→ AIM OF THE EXERCISE:
Reproduce the full listing that appears beneath this instruction exactly.

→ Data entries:
════════════════

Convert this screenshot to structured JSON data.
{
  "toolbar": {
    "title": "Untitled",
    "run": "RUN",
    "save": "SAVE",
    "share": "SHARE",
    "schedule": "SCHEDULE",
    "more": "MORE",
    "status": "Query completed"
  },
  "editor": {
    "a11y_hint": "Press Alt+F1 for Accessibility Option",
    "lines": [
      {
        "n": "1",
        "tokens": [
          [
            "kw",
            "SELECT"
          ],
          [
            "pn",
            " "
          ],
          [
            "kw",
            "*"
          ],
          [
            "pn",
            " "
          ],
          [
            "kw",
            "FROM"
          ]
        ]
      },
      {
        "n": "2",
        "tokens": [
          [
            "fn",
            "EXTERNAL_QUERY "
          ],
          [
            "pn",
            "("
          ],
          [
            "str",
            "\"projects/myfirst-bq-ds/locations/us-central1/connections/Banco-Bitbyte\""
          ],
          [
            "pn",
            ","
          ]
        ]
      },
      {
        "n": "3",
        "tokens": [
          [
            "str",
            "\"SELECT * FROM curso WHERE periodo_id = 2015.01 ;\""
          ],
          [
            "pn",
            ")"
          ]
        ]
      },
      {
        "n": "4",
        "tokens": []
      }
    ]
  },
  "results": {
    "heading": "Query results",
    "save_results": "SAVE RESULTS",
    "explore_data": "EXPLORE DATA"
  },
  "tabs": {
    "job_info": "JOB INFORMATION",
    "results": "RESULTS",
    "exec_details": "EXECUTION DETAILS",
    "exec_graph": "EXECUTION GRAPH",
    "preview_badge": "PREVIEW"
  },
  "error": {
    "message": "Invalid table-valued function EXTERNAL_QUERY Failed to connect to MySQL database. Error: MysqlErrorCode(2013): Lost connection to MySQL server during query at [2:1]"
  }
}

════════════════

→ TASK OUTPUT:
Convert this screenshot to structured JSON data.
{
  "toolbar": {
    "title": "Untitled",
    "run": "RUN",
    "save": "SAVE",
    "share": "SHARE",
    "schedule": "SCHEDULE",
    "more": "MORE",
    "status": "Query completed"
  },
  "editor": {
    "a11y_hint": "Press Alt+F1 for Accessibility Option",
    "lines": [
      {
        "n": "1",
        "tokens": [
          [
            "kw",
            "SELECT"
          ],
          [
            "pn",
            " "
          ],
          [
            "kw",
            "*"
          ],
          [
            "pn",
            " "
          ],
          [
            "kw",
            "FROM"
          ]
        ]
      },
      {
        "n": "2",
        "tokens": [
          [
            "fn",
            "EXTERNAL_QUERY "
          ],
          [
            "pn",
            "("
          ],
          [
            "str",
            "\"projects/myfirst-bq-ds/locations/us-central1/connections/Banco-Bitbyte\""
          ],
          [
            "pn",
            ","
          ]
        ]
      },
      {
        "n": "3",
        "tokens": [
          [
            "str",
            "\"SELECT * FROM curso WHERE periodo_id = 2015.01 ;\""
          ],
          [
            "pn",
            ")"
          ]
        ]
      },
      {
        "n": "4",
        "tokens": []
      }
    ]
  },
  "results": {
    "heading": "Query results",
    "save_results": "SAVE RESULTS",
    "explore_data": "EXPLORE DATA"
  },
  "tabs": {
    "job_info": "JOB INFORMATION",
    "results": "RESULTS",
    "exec_details": "EXECUTION DETAILS",
    "exec_graph": "EXECUTION GRAPH",
    "preview_badge": "PREVIEW"
  },
  "error": {
    "message": "Invalid table-valued function EXTERNAL_QUERY Failed to connect to MySQL database. Error: MysqlErrorCode(2013): Lost connection to MySQL server during query at [2:1]"
  }
}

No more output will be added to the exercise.